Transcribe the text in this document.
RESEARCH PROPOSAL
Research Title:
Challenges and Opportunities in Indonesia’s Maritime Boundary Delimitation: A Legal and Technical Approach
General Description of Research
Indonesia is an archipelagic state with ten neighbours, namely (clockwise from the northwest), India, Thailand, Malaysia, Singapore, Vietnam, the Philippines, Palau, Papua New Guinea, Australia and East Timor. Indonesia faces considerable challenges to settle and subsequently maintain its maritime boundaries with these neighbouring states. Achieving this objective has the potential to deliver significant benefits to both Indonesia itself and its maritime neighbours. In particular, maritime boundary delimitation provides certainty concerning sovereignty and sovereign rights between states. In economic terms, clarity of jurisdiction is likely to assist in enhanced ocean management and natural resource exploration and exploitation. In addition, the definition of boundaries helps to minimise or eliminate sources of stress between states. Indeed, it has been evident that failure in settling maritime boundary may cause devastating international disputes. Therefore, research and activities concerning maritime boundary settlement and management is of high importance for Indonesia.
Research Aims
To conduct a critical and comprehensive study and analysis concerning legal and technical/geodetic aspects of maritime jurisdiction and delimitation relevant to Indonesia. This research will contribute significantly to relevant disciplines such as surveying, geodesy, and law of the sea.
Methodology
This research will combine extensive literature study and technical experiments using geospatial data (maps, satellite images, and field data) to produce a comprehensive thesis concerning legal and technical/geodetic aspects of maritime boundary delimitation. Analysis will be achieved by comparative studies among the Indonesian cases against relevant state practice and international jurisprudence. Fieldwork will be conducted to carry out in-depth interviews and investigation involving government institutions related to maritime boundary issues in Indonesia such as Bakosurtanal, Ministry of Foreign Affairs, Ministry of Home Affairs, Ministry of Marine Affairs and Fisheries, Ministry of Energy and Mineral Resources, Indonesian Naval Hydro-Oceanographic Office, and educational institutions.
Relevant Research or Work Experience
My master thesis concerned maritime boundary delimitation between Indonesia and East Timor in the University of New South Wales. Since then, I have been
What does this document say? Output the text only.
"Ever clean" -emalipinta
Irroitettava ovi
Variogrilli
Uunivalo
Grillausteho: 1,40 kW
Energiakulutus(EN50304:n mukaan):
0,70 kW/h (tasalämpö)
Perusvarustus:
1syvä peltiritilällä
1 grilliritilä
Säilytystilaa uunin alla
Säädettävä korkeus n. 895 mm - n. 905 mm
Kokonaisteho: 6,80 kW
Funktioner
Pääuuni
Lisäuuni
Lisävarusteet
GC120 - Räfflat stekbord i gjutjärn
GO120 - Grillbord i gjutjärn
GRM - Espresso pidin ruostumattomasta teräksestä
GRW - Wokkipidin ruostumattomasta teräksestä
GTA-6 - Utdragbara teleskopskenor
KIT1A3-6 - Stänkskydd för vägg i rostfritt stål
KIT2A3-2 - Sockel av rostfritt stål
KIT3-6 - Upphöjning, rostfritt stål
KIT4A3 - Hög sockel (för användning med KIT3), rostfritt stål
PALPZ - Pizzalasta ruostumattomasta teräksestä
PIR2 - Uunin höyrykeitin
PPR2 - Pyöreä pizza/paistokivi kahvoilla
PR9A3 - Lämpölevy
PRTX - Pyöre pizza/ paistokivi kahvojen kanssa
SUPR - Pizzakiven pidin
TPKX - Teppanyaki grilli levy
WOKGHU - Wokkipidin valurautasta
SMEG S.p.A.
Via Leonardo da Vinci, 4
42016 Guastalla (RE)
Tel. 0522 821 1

+++

-- WHAT THIS TASK INVOLVES --
Extract each entry in full and write it down exactly.

-- RESULT --
Transcribe the text in this document.
RESEARCH PROPOSAL
Research Title:
Challenges and Opportunities in Indonesia’s Maritime Boundary Delimitation: A Legal and Technical Approach
General Description of Research
Indonesia is an archipelagic state with ten neighbours, namely (clockwise from the northwest), India, Thailand, Malaysia, Singapore, Vietnam, the Philippines, Palau, Papua New Guinea, Australia and East Timor. Indonesia faces considerable challenges to settle and subsequently maintain its maritime boundaries with these neighbouring states. Achieving this objective has the potential to deliver significant benefits to both Indonesia itself and its maritime neighbours. In particular, maritime boundary delimitation provides certainty concerning sovereignty and sovereign rights between states. In economic terms, clarity of jurisdiction is likely to assist in enhanced ocean management and natural resource exploration and exploitation. In addition, the definition of boundaries helps to minimise or eliminate sources of stress between states. Indeed, it has been evident that failure in settling maritime boundary may cause devastating international disputes. Therefore, research and activities concerning maritime boundary settlement and management is of high importance for Indonesia.
Research Aims
To conduct a critical and comprehensive study and analysis concerning legal and technical/geodetic aspects of maritime jurisdiction and delimitation relevant to Indonesia. This research will contribute significantly to relevant disciplines such as surveying, geodesy, and law of the sea.
Methodology
This research will combine extensive literature study and technical experiments using geospatial data (maps, satellite images, and field data) to produce a comprehensive thesis concerning legal and technical/geodetic aspects of maritime boundary delimitation. Analysis will be achieved by comparative studies among the Indonesian cases against relevant state practice and international jurisprudence. Fieldwork will be conducted to carry out in-depth interviews and investigation involving government institutions related to maritime boundary issues in Indonesia such as Bakosurtanal, Ministry of Foreign Affairs, Ministry of Home Affairs, Ministry of Marine Affairs and Fisheries, Ministry of Energy and Mineral Resources, Indonesian Naval Hydro-Oceanographic Office, and educational institutions.
Relevant Research or Work Experience
My master thesis concerned maritime boundary delimitation between Indonesia and East Timor in the University of New South Wales. Since then, I have been
What does this document say? Output the text only.
"Ever clean" -emalipinta
Irroitettava ovi
Variogrilli
Uunivalo
Grillausteho: 1,40 kW
Energiakulutus(EN50304:n mukaan):
0,70 kW/h (tasalämpö)
Perusvarustus:
1syvä peltiritilällä
1 grilliritilä
Säilytystilaa uunin alla
Säädettävä korkeus n. 895 mm - n. 905 mm
Kokonaisteho: 6,80 kW
Funktioner
Pääuuni
Lisäuuni
Lisävarusteet
GC120 - Räfflat stekbord i gjutjärn
GO120 - Grillbord i gjutjärn
GRM - Espresso pidin ruostumattomasta teräksestä
GRW - Wokkipidin ruostumattomasta teräksestä
GTA-6 - Utdragbara teleskopskenor
KIT1A3-6 - Stänkskydd för vägg i rostfritt stål
KIT2A3-2 - Sockel av rostfritt stål
KIT3-6 - Upphöjning, rostfritt stål
KIT4A3 - Hög sockel (för användning med KIT3), rostfritt stål
PALPZ - Pizzalasta ruostumattomasta teräksestä
PIR2 - Uunin höyrykeitin
PPR2 - Pyöreä pizza/paistokivi kahvoilla
PR9A3 - Lämpölevy
PRTX - Pyöre pizza/ paistokivi kahvojen kanssa
SUPR - Pizzakiven pidin
TPKX - Teppanyaki grilli levy
WOKGHU - Wokkipidin valurautasta
SMEG S.p.A.
Via Leonardo da Vinci, 4
42016 Guastalla (RE)
Tel. 0522 821 1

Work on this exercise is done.